[Problem statement]
Extract the text of every entry below exactly; leave images out.

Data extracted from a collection
==================================================

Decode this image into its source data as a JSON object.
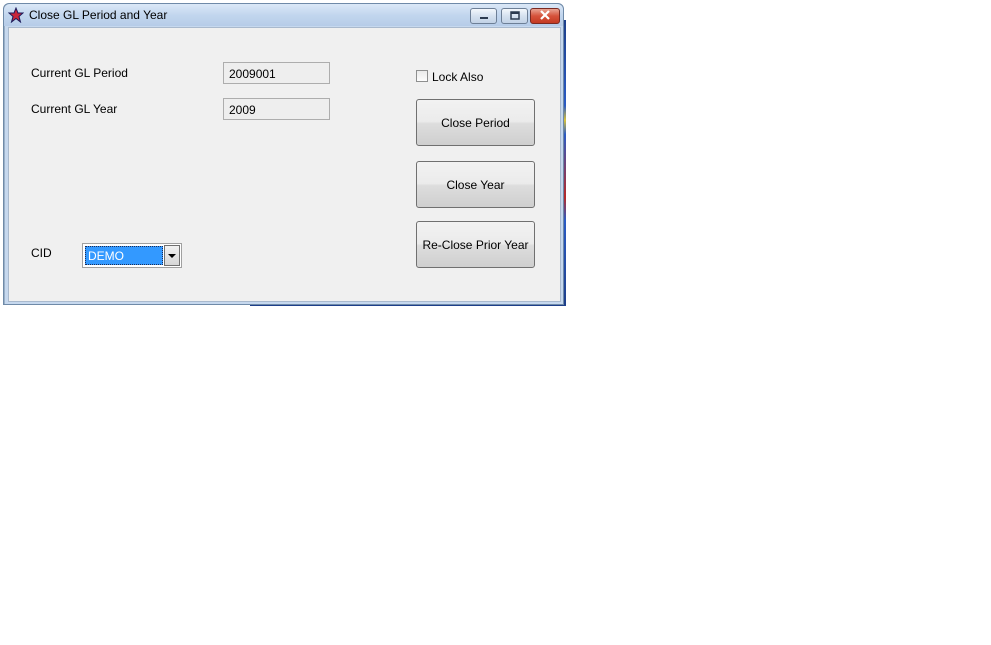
{
  "window": {
    "title": "Close GL Period and Year",
    "icon": "star-icon"
  },
  "form": {
    "period_label": "Current GL Period",
    "period_value": "2009001",
    "year_label": "Current GL Year",
    "year_value": "2009",
    "lock_also_label": "Lock Also",
    "lock_also_checked": false,
    "cid_label": "CID",
    "cid_value": "DEMO"
  },
  "buttons": {
    "close_period": "Close Period",
    "close_year": "Close Year",
    "reclose_prior_year": "Re-Close Prior Year"
  },
  "colors": {
    "selection": "#3399ff",
    "close_button": "#c43a22"
  }
}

==================================================

[Answer to the problem]
Decode this image into its source data as a JSON object.
{
  "window": {
    "title": "Close GL Period and Year",
    "icon": "star-icon"
  },
  "form": {
    "period_label": "Current GL Period",
    "period_value": "2009001",
    "year_label": "Current GL Year",
    "year_value": "2009",
    "lock_also_label": "Lock Also",
    "lock_also_checked": false,
    "cid_label": "CID",
    "cid_value": "DEMO"
  },
  "buttons": {
    "close_period": "Close Period",
    "close_year": "Close Year",
    "reclose_prior_year": "Re-Close Prior Year"
  },
  "colors": {
    "selection": "#3399ff",
    "close_button": "#c43a22"
  }
}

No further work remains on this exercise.